(Set task)
Each record that follows should be repeated exactly, minus any images.

(Provided material)
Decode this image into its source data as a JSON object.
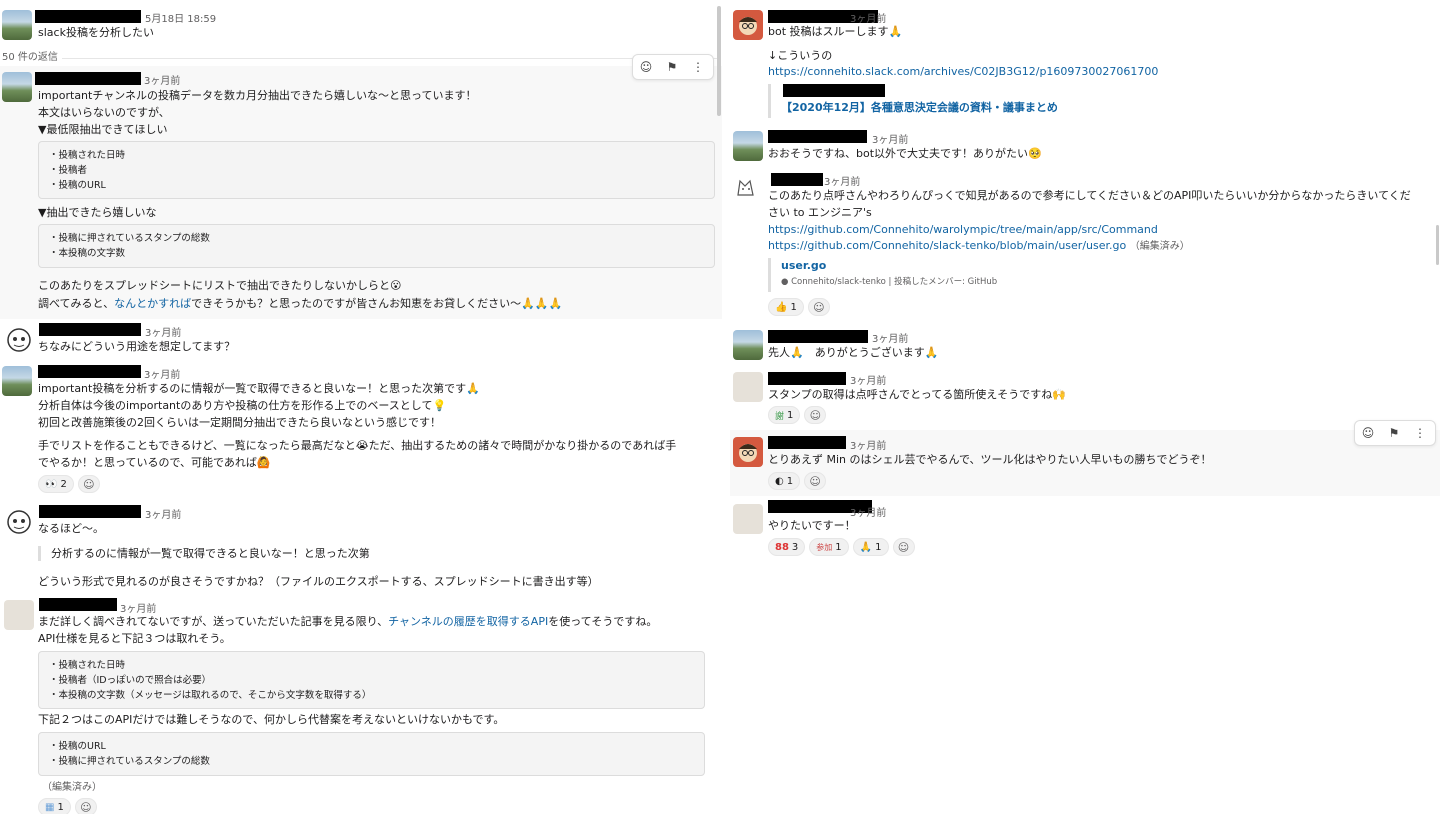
{
  "left": {
    "parent": {
      "time": "5月18日 18:59",
      "text": "slack投稿を分析したい"
    },
    "reply_count": "50 件の返信",
    "m1": {
      "time": "3ヶ月前",
      "l1": "importantチャンネルの投稿データを数カ月分抽出できたら嬉しいな〜と思っています！",
      "l2": "本文はいらないのですが、",
      "l3": "▼最低限抽出できてほしい",
      "code1": [
        "・投稿された日時",
        "・投稿者",
        "・投稿のURL"
      ],
      "l4": "▼抽出できたら嬉しいな",
      "code2": [
        "・投稿に押されているスタンプの総数",
        "・本投稿の文字数"
      ],
      "l5": "このあたりをスプレッドシートにリストで抽出できたりしないかしらと😮",
      "l6a": "調べてみると、",
      "l6link": "なんとかすれば",
      "l6b": "できそうかも？と思ったのですが皆さんお知恵をお貸しください〜🙏🙏🙏"
    },
    "m2": {
      "time": "3ヶ月前",
      "text": "ちなみにどういう用途を想定してます？"
    },
    "m3": {
      "time": "3ヶ月前",
      "l1": "important投稿を分析するのに情報が一覧で取得できると良いなー！と思った次第です🙏",
      "l2": "分析自体は今後のimportantのあり方や投稿の仕方を形作る上でのベースとして💡",
      "l3": "初回と改善施策後の2回くらいは一定期間分抽出できたら良いなという感じです！",
      "l4": "手でリストを作ることもできるけど、一覧になったら最高だなと😭ただ、抽出するための諸々で時間がかなり掛かるのであれば手",
      "l5": "でやるか！と思っているので、可能であれば🙆",
      "react": "👀",
      "react_count": "2"
    },
    "m4": {
      "time": "3ヶ月前",
      "text": "なるほど〜。",
      "quote": "分析するのに情報が一覧で取得できると良いなー！と思った次第",
      "l2": "どういう形式で見れるのが良さそうですかね？（ファイルのエクスポートする、スプレッドシートに書き出す等）"
    },
    "m5": {
      "time": "3ヶ月前",
      "l1a": "まだ詳しく調べきれてないですが、送っていただいた記事を見る限り、",
      "l1link": "チャンネルの履歴を取得するAPI",
      "l1b": "を使ってそうですね。",
      "l2": "API仕様を見ると下記３つは取れそう。",
      "code1": [
        "・投稿された日時",
        "・投稿者（IDっぽいので照合は必要）",
        "・本投稿の文字数（メッセージは取れるので、そこから文字数を取得する）"
      ],
      "l3": "下記２つはこのAPIだけでは難しそうなので、何かしら代替案を考えないといけないかもです。",
      "code2": [
        "・投稿のURL",
        "・投稿に押されているスタンプの総数"
      ],
      "edited": "（編集済み）",
      "react_count": "1"
    }
  },
  "right": {
    "r1": {
      "time": "3ヶ月前",
      "l1": "bot 投稿はスルーします🙏",
      "l2": "↓こういうの",
      "url": "https://connehito.slack.com/archives/C02JB3G12/p1609730027061700",
      "unfurl": "【2020年12月】各種意思決定会議の資料・議事まとめ"
    },
    "r2": {
      "time": "3ヶ月前",
      "text": "おおそうですね、bot以外で大丈夫です！ありがたい🥺"
    },
    "r3": {
      "time": "3ヶ月前",
      "l1": "このあたり点呼さんやわろりんぴっくで知見があるので参考にしてください＆どのAPI叩いたらいいか分からなかったらきいてくだ",
      "l2": "さい to エンジニア's",
      "url1": "https://github.com/Connehito/warolympic/tree/main/app/src/Command",
      "url2": "https://github.com/Connehito/slack-tenko/blob/main/user/user.go",
      "edited": "（編集済み）",
      "unfurl_title": "user.go",
      "unfurl_meta": "Connehito/slack-tenko | 投稿したメンバー: GitHub",
      "react": "👍",
      "react_count": "1"
    },
    "r4": {
      "time": "3ヶ月前",
      "text": "先人🙏　ありがとうございます🙏"
    },
    "r5": {
      "time": "3ヶ月前",
      "text": "スタンプの取得は点呼さんでとってる箇所使えそうですね🙌",
      "react": "謝",
      "react_count": "1"
    },
    "r6": {
      "time": "3ヶ月前",
      "text": "とりあえず Min のはシェル芸でやるんで、ツール化はやりたい人早いもの勝ちでどうぞ！",
      "react_count": "1"
    },
    "r7": {
      "time": "3ヶ月前",
      "text": "やりたいですー！",
      "reacts": [
        {
          "icon": "88",
          "count": "3"
        },
        {
          "icon": "参加",
          "count": "1"
        },
        {
          "icon": "🙏",
          "count": "1"
        }
      ]
    }
  },
  "icons": {
    "add_reaction": "add-reaction-icon",
    "bookmark": "bookmark-icon",
    "more": "more-icon"
  }
}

(Exercise output)
Decode this image into its source data as a JSON object.
{
  "left": {
    "parent": {
      "time": "5月18日 18:59",
      "text": "slack投稿を分析したい"
    },
    "reply_count": "50 件の返信",
    "m1": {
      "time": "3ヶ月前",
      "l1": "importantチャンネルの投稿データを数カ月分抽出できたら嬉しいな〜と思っています！",
      "l2": "本文はいらないのですが、",
      "l3": "▼最低限抽出できてほしい",
      "code1": [
        "・投稿された日時",
        "・投稿者",
        "・投稿のURL"
      ],
      "l4": "▼抽出できたら嬉しいな",
      "code2": [
        "・投稿に押されているスタンプの総数",
        "・本投稿の文字数"
      ],
      "l5": "このあたりをスプレッドシートにリストで抽出できたりしないかしらと😮",
      "l6a": "調べてみると、",
      "l6link": "なんとかすれば",
      "l6b": "できそうかも？と思ったのですが皆さんお知恵をお貸しください〜🙏🙏🙏"
    },
    "m2": {
      "time": "3ヶ月前",
      "text": "ちなみにどういう用途を想定してます？"
    },
    "m3": {
      "time": "3ヶ月前",
      "l1": "important投稿を分析するのに情報が一覧で取得できると良いなー！と思った次第です🙏",
      "l2": "分析自体は今後のimportantのあり方や投稿の仕方を形作る上でのベースとして💡",
      "l3": "初回と改善施策後の2回くらいは一定期間分抽出できたら良いなという感じです！",
      "l4": "手でリストを作ることもできるけど、一覧になったら最高だなと😭ただ、抽出するための諸々で時間がかなり掛かるのであれば手",
      "l5": "でやるか！と思っているので、可能であれば🙆",
      "react": "👀",
      "react_count": "2"
    },
    "m4": {
      "time": "3ヶ月前",
      "text": "なるほど〜。",
      "quote": "分析するのに情報が一覧で取得できると良いなー！と思った次第",
      "l2": "どういう形式で見れるのが良さそうですかね？（ファイルのエクスポートする、スプレッドシートに書き出す等）"
    },
    "m5": {
      "time": "3ヶ月前",
      "l1a": "まだ詳しく調べきれてないですが、送っていただいた記事を見る限り、",
      "l1link": "チャンネルの履歴を取得するAPI",
      "l1b": "を使ってそうですね。",
      "l2": "API仕様を見ると下記３つは取れそう。",
      "code1": [
        "・投稿された日時",
        "・投稿者（IDっぽいので照合は必要）",
        "・本投稿の文字数（メッセージは取れるので、そこから文字数を取得する）"
      ],
      "l3": "下記２つはこのAPIだけでは難しそうなので、何かしら代替案を考えないといけないかもです。",
      "code2": [
        "・投稿のURL",
        "・投稿に押されているスタンプの総数"
      ],
      "edited": "（編集済み）",
      "react_count": "1"
    }
  },
  "right": {
    "r1": {
      "time": "3ヶ月前",
      "l1": "bot 投稿はスルーします🙏",
      "l2": "↓こういうの",
      "url": "https://connehito.slack.com/archives/C02JB3G12/p1609730027061700",
      "unfurl": "【2020年12月】各種意思決定会議の資料・議事まとめ"
    },
    "r2": {
      "time": "3ヶ月前",
      "text": "おおそうですね、bot以外で大丈夫です！ありがたい🥺"
    },
    "r3": {
      "time": "3ヶ月前",
      "l1": "このあたり点呼さんやわろりんぴっくで知見があるので参考にしてください＆どのAPI叩いたらいいか分からなかったらきいてくだ",
      "l2": "さい to エンジニア's",
      "url1": "https://github.com/Connehito/warolympic/tree/main/app/src/Command",
      "url2": "https://github.com/Connehito/slack-tenko/blob/main/user/user.go",
      "edited": "（編集済み）",
      "unfurl_title": "user.go",
      "unfurl_meta": "Connehito/slack-tenko | 投稿したメンバー: GitHub",
      "react": "👍",
      "react_count": "1"
    },
    "r4": {
      "time": "3ヶ月前",
      "text": "先人🙏　ありがとうございます🙏"
    },
    "r5": {
      "time": "3ヶ月前",
      "text": "スタンプの取得は点呼さんでとってる箇所使えそうですね🙌",
      "react": "謝",
      "react_count": "1"
    },
    "r6": {
      "time": "3ヶ月前",
      "text": "とりあえず Min のはシェル芸でやるんで、ツール化はやりたい人早いもの勝ちでどうぞ！",
      "react_count": "1"
    },
    "r7": {
      "time": "3ヶ月前",
      "text": "やりたいですー！",
      "reacts": [
        {
          "icon": "88",
          "count": "3"
        },
        {
          "icon": "参加",
          "count": "1"
        },
        {
          "icon": "🙏",
          "count": "1"
        }
      ]
    }
  },
  "icons": {
    "add_reaction": "add-reaction-icon",
    "bookmark": "bookmark-icon",
    "more": "more-icon"
  }
}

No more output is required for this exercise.